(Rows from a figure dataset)
>>>

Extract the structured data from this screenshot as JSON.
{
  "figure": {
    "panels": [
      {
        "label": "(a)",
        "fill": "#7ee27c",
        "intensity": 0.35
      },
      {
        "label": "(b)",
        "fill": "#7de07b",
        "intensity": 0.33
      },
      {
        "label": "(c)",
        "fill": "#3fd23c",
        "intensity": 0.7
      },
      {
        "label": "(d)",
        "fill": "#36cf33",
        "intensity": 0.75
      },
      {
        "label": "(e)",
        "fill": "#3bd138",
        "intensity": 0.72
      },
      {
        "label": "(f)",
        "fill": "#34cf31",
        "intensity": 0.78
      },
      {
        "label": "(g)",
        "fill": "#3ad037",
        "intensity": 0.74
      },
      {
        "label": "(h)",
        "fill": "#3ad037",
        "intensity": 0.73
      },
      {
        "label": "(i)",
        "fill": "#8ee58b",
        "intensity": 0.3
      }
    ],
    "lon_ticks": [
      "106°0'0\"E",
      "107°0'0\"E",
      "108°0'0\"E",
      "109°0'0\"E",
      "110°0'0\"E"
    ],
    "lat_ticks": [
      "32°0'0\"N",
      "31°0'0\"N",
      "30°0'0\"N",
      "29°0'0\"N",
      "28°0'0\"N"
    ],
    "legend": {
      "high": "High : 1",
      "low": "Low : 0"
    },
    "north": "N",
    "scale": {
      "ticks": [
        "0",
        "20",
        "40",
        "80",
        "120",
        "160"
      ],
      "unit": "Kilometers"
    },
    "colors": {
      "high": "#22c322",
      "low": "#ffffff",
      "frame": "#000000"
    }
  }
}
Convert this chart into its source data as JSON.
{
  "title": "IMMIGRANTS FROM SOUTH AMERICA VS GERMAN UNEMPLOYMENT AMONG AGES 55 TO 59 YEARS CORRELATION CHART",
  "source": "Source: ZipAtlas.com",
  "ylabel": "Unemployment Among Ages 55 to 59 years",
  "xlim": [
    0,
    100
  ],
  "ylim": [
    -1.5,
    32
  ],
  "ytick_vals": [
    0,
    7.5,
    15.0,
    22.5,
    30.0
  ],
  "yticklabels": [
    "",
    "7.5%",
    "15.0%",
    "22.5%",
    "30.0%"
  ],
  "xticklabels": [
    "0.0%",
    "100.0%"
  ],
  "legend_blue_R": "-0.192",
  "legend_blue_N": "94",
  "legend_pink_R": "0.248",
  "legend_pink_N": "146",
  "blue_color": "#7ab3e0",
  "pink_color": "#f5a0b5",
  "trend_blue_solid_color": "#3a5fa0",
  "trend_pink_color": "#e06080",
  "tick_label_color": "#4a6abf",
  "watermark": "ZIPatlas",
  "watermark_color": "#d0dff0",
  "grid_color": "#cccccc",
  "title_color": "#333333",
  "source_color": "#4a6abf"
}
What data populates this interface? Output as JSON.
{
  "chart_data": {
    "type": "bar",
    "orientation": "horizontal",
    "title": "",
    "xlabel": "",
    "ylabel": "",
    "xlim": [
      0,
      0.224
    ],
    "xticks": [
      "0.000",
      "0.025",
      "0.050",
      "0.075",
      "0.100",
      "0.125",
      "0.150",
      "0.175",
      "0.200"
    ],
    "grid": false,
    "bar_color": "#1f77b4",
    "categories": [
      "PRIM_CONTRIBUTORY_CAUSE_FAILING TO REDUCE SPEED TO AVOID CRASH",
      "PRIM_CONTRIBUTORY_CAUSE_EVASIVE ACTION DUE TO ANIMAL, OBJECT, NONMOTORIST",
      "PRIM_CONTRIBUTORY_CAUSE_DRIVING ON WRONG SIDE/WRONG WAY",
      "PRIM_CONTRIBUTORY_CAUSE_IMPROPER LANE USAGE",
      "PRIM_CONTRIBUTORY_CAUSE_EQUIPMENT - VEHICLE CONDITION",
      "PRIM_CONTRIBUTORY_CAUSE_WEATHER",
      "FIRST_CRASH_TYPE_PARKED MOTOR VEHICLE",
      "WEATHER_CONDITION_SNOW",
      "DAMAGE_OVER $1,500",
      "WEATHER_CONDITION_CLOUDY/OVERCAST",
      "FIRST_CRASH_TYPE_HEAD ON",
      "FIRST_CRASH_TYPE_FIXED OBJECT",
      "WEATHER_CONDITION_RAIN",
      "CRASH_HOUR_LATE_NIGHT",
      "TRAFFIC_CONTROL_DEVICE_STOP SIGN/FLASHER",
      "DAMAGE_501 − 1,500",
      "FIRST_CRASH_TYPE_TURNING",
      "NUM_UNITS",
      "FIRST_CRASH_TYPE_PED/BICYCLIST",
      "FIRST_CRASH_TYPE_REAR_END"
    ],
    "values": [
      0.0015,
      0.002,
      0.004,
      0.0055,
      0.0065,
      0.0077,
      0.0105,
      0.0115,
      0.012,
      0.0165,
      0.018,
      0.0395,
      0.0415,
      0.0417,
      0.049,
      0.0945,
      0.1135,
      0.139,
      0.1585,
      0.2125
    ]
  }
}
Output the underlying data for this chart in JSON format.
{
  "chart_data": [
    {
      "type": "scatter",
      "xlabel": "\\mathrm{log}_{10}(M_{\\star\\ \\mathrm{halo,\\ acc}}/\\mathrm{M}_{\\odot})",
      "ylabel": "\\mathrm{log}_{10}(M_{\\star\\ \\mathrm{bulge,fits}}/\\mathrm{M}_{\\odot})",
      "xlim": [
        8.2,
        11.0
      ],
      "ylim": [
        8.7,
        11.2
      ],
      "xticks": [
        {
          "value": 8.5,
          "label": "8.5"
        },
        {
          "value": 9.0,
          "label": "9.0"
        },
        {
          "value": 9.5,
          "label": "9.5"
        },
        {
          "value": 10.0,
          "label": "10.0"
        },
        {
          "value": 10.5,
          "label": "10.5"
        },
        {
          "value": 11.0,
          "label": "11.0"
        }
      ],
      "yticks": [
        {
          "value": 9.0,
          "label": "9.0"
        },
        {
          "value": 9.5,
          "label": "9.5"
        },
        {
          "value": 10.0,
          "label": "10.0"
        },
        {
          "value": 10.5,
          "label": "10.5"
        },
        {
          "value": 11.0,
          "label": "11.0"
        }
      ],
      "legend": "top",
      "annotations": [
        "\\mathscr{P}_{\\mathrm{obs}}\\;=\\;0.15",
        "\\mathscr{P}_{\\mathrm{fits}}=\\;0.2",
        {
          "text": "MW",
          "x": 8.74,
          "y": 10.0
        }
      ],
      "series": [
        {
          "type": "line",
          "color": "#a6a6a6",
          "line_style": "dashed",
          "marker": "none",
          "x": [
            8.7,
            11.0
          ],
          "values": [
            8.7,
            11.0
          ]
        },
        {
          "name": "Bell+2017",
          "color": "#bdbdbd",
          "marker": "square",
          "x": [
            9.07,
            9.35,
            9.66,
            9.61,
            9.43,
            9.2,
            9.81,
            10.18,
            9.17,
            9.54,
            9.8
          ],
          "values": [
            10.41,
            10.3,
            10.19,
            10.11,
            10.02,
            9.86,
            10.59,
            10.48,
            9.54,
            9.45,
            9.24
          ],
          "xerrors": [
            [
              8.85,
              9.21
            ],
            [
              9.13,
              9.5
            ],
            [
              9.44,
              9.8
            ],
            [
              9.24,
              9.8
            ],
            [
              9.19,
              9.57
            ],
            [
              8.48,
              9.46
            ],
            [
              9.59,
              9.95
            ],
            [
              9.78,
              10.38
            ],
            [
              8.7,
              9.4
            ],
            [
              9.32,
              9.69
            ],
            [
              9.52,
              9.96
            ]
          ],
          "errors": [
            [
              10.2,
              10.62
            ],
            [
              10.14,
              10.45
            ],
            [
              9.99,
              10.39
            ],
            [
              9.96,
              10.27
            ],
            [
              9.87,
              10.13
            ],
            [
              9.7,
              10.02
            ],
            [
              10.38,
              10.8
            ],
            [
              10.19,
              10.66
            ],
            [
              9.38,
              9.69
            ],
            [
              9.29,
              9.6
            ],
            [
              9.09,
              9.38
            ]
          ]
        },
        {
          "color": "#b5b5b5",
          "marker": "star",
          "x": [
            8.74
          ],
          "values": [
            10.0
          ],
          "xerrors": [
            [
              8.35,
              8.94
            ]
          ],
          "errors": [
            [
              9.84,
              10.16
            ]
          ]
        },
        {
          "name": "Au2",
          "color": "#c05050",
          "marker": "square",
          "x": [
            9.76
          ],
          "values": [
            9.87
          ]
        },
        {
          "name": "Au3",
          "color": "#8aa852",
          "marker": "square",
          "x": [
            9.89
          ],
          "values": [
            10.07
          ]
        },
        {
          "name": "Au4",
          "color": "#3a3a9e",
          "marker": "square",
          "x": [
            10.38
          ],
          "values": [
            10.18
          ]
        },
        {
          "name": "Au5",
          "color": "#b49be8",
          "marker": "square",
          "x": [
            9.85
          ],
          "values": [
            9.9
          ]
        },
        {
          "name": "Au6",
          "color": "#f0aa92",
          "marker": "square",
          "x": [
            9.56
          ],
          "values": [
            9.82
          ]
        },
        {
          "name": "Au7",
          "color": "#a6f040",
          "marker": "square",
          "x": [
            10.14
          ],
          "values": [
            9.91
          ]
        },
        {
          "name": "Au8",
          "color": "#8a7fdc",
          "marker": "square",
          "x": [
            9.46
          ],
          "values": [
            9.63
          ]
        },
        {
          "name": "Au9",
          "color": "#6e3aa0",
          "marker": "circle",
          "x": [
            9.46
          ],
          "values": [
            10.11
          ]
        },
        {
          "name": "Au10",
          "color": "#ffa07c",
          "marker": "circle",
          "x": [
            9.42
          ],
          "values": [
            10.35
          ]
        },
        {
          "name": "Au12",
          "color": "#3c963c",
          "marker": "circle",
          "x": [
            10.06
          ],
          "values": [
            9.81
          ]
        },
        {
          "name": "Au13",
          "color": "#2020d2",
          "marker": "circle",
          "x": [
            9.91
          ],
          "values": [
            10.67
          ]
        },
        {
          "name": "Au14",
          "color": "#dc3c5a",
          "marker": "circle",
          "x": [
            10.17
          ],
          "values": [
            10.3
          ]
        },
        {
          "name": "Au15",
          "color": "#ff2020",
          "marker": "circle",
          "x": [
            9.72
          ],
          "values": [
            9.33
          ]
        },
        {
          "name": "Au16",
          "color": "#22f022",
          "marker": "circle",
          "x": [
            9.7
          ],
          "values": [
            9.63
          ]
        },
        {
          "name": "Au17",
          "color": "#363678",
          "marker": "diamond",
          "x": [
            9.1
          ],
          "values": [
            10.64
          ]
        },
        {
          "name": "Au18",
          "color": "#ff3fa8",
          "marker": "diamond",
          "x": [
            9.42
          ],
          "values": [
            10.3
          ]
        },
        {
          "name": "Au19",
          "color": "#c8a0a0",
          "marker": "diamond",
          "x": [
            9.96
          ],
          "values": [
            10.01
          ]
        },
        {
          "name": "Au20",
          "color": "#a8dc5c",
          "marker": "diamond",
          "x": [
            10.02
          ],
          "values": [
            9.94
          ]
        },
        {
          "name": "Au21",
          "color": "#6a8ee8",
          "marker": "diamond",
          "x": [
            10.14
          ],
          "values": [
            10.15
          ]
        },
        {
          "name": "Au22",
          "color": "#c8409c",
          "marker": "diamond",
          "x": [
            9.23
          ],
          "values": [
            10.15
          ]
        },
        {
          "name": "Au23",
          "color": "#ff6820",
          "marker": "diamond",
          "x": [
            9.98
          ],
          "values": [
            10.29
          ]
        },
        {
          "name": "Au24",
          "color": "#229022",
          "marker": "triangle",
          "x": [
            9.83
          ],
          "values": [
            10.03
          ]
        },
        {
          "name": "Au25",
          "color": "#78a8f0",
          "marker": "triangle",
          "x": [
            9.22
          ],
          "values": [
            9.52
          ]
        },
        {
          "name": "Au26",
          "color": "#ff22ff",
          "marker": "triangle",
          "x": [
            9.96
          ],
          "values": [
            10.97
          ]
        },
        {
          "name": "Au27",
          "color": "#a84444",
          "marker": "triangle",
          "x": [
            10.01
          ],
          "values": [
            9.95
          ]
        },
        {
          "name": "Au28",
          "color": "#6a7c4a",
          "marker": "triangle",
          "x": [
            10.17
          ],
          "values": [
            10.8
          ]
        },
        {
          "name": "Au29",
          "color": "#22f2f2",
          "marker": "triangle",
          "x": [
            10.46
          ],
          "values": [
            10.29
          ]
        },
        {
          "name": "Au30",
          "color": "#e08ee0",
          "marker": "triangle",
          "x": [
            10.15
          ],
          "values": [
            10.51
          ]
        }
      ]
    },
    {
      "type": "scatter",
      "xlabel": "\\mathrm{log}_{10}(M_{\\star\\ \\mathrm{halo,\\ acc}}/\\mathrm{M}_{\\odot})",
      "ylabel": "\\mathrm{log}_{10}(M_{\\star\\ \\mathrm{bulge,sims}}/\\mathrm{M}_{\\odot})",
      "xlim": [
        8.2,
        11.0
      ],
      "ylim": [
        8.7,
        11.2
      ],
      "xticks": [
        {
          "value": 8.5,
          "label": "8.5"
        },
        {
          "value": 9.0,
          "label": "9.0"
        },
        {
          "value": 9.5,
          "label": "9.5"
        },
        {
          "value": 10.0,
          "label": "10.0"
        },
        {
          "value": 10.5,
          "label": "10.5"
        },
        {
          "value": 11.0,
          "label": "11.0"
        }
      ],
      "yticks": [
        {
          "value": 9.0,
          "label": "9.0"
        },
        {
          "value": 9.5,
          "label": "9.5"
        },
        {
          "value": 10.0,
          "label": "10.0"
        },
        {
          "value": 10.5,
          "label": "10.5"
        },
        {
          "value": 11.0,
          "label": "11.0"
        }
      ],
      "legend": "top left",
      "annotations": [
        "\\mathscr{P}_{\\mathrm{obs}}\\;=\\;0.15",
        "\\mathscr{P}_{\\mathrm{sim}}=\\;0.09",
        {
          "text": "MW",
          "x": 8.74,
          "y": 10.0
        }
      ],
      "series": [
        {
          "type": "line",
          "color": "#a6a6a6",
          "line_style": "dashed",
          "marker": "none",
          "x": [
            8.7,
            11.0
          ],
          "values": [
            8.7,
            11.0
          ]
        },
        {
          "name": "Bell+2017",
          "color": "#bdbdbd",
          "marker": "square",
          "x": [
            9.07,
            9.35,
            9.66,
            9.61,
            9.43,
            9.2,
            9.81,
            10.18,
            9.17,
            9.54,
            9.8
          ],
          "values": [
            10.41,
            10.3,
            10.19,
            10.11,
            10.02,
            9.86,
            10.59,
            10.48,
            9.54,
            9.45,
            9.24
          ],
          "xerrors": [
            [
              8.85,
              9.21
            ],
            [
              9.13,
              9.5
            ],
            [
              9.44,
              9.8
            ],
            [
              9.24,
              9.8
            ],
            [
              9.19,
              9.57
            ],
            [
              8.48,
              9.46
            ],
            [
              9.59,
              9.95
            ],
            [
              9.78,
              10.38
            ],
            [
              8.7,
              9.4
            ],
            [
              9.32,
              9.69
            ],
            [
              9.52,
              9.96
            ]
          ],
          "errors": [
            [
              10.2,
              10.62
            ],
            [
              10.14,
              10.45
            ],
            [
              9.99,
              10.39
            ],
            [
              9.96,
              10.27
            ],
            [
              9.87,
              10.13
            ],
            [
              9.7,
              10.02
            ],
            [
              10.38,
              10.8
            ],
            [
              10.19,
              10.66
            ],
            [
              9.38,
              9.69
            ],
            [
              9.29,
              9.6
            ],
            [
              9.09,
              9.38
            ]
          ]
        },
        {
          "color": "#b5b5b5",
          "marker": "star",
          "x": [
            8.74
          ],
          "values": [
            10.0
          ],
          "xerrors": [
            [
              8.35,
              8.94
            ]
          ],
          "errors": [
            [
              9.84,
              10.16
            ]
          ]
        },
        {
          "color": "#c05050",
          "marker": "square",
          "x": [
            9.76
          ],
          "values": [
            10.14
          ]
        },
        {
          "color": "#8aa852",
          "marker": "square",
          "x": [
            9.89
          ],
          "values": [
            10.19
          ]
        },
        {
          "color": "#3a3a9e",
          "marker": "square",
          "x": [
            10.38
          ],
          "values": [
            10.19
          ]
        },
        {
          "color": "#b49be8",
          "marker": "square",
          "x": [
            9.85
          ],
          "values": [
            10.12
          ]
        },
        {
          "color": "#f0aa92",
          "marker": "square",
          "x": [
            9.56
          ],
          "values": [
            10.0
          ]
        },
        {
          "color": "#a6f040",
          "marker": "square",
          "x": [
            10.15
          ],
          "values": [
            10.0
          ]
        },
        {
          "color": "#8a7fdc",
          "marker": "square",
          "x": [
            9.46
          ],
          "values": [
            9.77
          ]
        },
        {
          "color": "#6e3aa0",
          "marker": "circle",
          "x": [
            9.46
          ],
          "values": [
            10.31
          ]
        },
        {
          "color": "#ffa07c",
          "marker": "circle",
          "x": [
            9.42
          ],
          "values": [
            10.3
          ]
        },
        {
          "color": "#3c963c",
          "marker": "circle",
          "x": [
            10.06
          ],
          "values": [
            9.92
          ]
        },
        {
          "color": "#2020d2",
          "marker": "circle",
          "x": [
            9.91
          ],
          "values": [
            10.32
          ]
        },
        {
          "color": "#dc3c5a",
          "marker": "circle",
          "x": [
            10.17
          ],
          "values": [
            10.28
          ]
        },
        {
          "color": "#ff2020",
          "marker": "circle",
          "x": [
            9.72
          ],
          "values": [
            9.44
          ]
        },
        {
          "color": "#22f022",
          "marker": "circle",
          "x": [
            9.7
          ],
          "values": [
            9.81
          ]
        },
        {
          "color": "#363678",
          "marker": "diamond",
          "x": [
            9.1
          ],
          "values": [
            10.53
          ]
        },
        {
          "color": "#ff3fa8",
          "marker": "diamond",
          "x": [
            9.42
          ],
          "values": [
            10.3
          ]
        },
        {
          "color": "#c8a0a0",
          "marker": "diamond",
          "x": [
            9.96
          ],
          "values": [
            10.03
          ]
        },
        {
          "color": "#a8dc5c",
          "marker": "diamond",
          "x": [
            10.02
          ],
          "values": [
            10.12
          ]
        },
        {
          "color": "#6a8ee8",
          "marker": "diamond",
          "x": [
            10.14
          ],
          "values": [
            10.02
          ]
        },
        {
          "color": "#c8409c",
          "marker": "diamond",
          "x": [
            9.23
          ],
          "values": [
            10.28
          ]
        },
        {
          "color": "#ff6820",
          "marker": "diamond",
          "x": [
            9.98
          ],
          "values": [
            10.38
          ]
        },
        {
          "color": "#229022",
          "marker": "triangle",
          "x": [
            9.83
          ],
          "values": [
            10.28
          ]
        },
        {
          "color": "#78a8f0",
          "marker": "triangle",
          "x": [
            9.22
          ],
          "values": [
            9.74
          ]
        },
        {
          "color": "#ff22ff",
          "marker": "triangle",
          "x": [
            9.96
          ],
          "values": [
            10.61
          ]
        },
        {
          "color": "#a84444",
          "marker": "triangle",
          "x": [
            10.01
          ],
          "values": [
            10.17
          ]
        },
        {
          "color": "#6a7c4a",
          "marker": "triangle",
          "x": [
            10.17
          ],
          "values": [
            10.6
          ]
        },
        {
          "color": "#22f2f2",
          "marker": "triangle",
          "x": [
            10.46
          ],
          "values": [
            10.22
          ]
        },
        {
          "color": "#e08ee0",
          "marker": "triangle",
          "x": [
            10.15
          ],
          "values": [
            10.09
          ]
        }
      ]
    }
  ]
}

<<<

YOUR INSTRUCTIONS: Of the lines above, how many contain the word "intensity"? Provide the number and nothing else.

SOLVED EXERCISE: 9